--- What is asked ---
Set down the full listing exactly as given. Any pictures are to be left out.

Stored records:
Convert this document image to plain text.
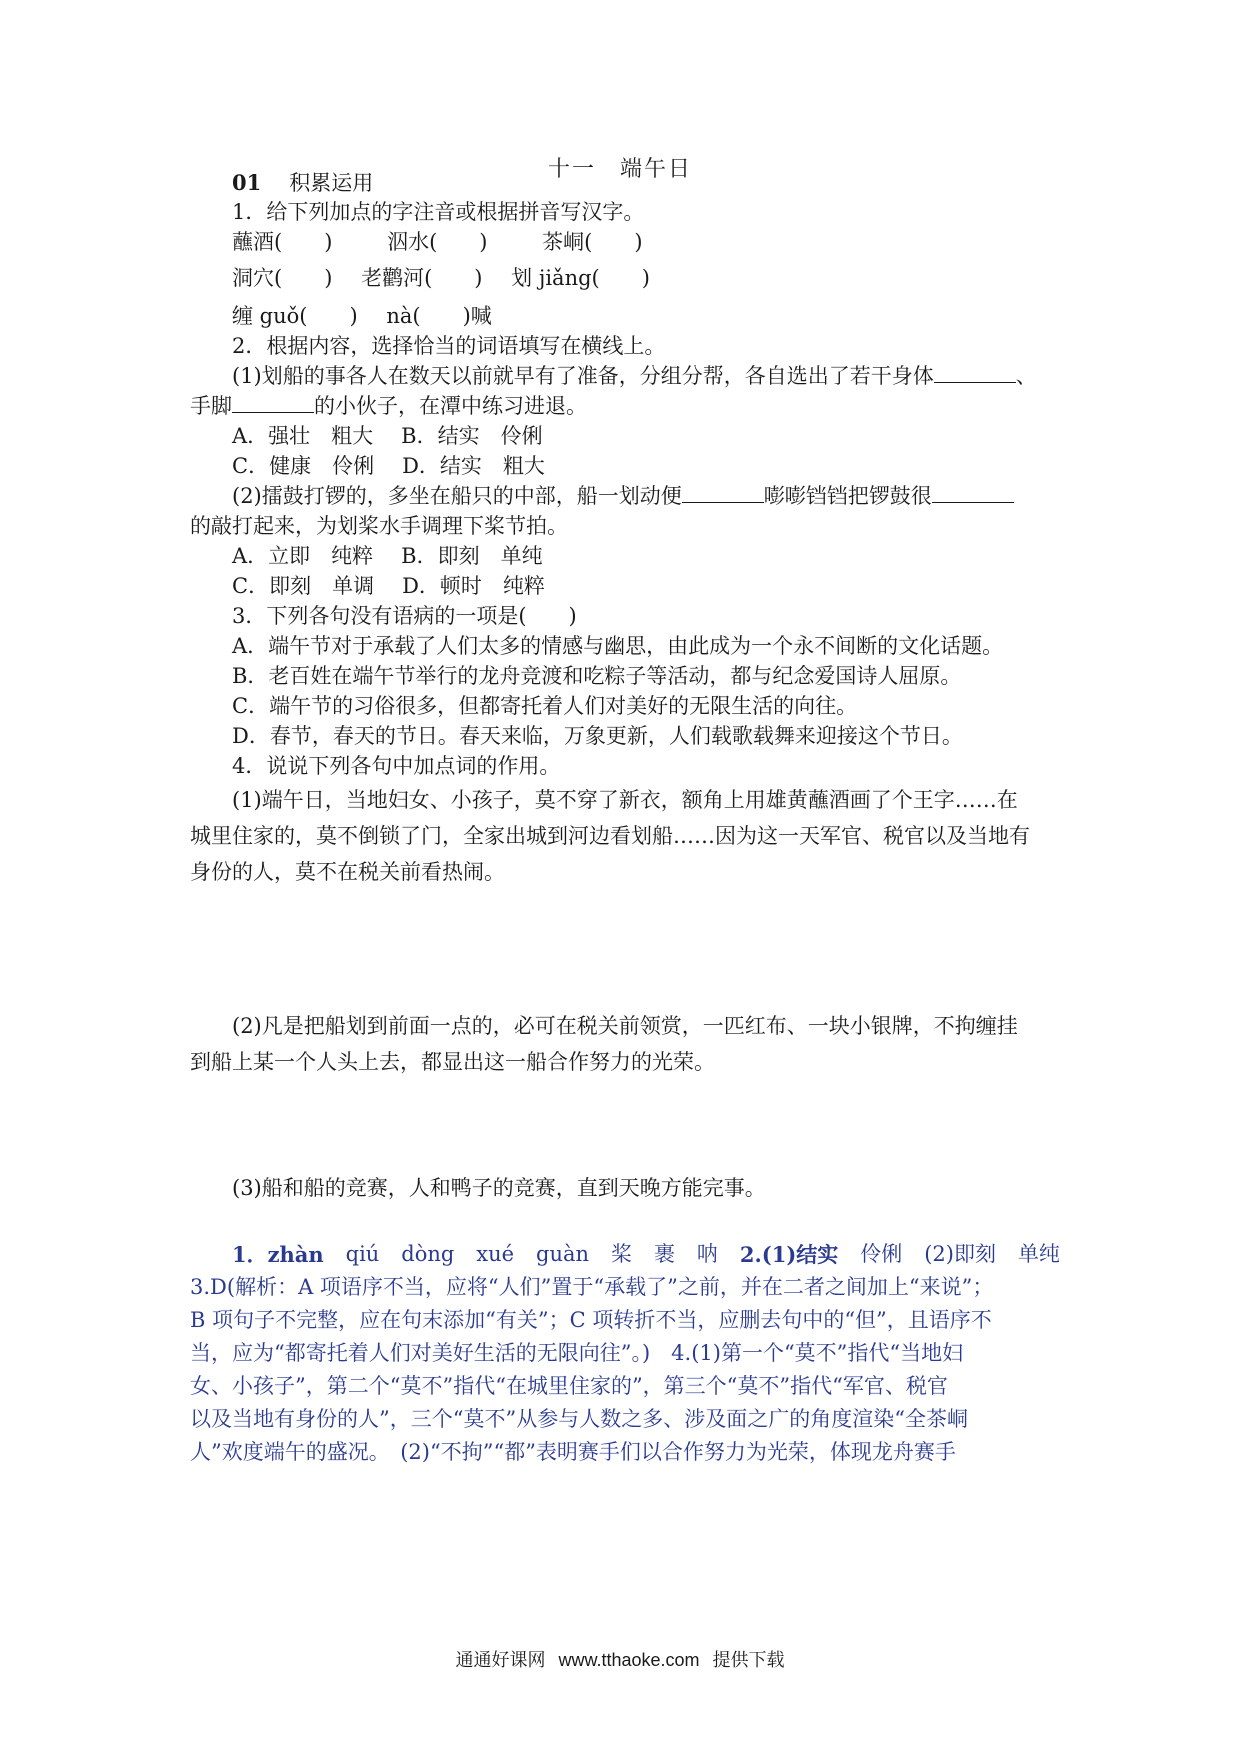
十一　端午日
01 积累运用
1．给下列加点的字注音或根据拼音写汉字。
蘸酒(　　)	泅水(　　)	茶峒(　　)
洞穴(　　) 老鹳河(　　) 划 jiǎng(　　)
缠 guǒ(　　) nà(　　)喊
2．根据内容，选择恰当的词语填写在横线上。
(1)划船的事各人在数天以前就早有了准备，分组分帮，各自选出了若干身体	、
手脚	的小伙子，在潭中练习进退。
A．强壮　粗大 B．结实　伶俐
C．健康　伶俐 D．结实　粗大
(2)擂鼓打锣的，多坐在船只的中部，船一划动便	嘭嘭铛铛把锣鼓很
的敲打起来，为划桨水手调理下桨节拍。
A．立即　纯粹 B．即刻　单纯
C．即刻　单调 D．顿时　纯粹
3．下列各句没有语病的一项是(　　)
A．端午节对于承载了人们太多的情感与幽思，由此成为一个永不间断的文化话题。
B．老百姓在端午节举行的龙舟竞渡和吃粽子等活动，都与纪念爱国诗人屈原。
C．端午节的习俗很多，但都寄托着人们对美好的无限生活的向往。
D．春节，春天的节日。春天来临，万象更新，人们载歌载舞来迎接这个节日。
4．说说下列各句中加点词的作用。
(1)端午日，当地妇女、小孩子，莫不穿了新衣，额角上用雄黄蘸酒画了个王字……在
城里住家的，莫不倒锁了门，全家出城到河边看划船……因为这一天军官、税官以及当地有
身份的人，莫不在税关前看热闹。
(2)凡是把船划到前面一点的，必可在税关前领赏，一匹红布、一块小银牌，不拘缠挂
到船上某一个人头上去，都显出这一船合作努力的光荣。
(3)船和船的竞赛，人和鸭子的竞赛，直到天晚方能完事。
1．zhàn qiú dòng xué guàn 桨 裹 呐 2.(1)结实 伶俐 (2)即刻 单纯
3.D(解析：A 项语序不当，应将“人们”置于“承载了”之前，并在二者之间加上“来说”；
B 项句子不完整，应在句末添加“有关”；C 项转折不当，应删去句中的“但”，且语序不
当，应为“都寄托着人们对美好生活的无限向往”。)　4.(1)第一个“莫不”指代“当地妇
女、小孩子”，第二个“莫不”指代“在城里住家的”，第三个“莫不”指代“军官、税官
以及当地有身份的人”，三个“莫不”从参与人数之多、涉及面之广的角度渲染“全茶峒
人”欢度端午的盛况。　(2)“不拘”“都”表明赛手们以合作努力为光荣，体现龙舟赛手
通通好课网 www.tthaoke.com 提供下载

--- Expected answer ---
Convert this document image to plain text.
十一　端午日
01 积累运用
1．给下列加点的字注音或根据拼音写汉字。
蘸酒(　　)	泅水(　　)	茶峒(　　)
洞穴(　　) 老鹳河(　　) 划 jiǎng(　　)
缠 guǒ(　　) nà(　　)喊
2．根据内容，选择恰当的词语填写在横线上。
(1)划船的事各人在数天以前就早有了准备，分组分帮，各自选出了若干身体	、
手脚	的小伙子，在潭中练习进退。
A．强壮　粗大 B．结实　伶俐
C．健康　伶俐 D．结实　粗大
(2)擂鼓打锣的，多坐在船只的中部，船一划动便	嘭嘭铛铛把锣鼓很
的敲打起来，为划桨水手调理下桨节拍。
A．立即　纯粹 B．即刻　单纯
C．即刻　单调 D．顿时　纯粹
3．下列各句没有语病的一项是(　　)
A．端午节对于承载了人们太多的情感与幽思，由此成为一个永不间断的文化话题。
B．老百姓在端午节举行的龙舟竞渡和吃粽子等活动，都与纪念爱国诗人屈原。
C．端午节的习俗很多，但都寄托着人们对美好的无限生活的向往。
D．春节，春天的节日。春天来临，万象更新，人们载歌载舞来迎接这个节日。
4．说说下列各句中加点词的作用。
(1)端午日，当地妇女、小孩子，莫不穿了新衣，额角上用雄黄蘸酒画了个王字……在
城里住家的，莫不倒锁了门，全家出城到河边看划船……因为这一天军官、税官以及当地有
身份的人，莫不在税关前看热闹。
(2)凡是把船划到前面一点的，必可在税关前领赏，一匹红布、一块小银牌，不拘缠挂
到船上某一个人头上去，都显出这一船合作努力的光荣。
(3)船和船的竞赛，人和鸭子的竞赛，直到天晚方能完事。
1．zhàn qiú dòng xué guàn 桨 裹 呐 2.(1)结实 伶俐 (2)即刻 单纯
3.D(解析：A 项语序不当，应将“人们”置于“承载了”之前，并在二者之间加上“来说”；
B 项句子不完整，应在句末添加“有关”；C 项转折不当，应删去句中的“但”，且语序不
当，应为“都寄托着人们对美好生活的无限向往”。)　4.(1)第一个“莫不”指代“当地妇
女、小孩子”，第二个“莫不”指代“在城里住家的”，第三个“莫不”指代“军官、税官
以及当地有身份的人”，三个“莫不”从参与人数之多、涉及面之广的角度渲染“全茶峒
人”欢度端午的盛况。　(2)“不拘”“都”表明赛手们以合作努力为光荣，体现龙舟赛手
通通好课网 www.tthaoke.com 提供下载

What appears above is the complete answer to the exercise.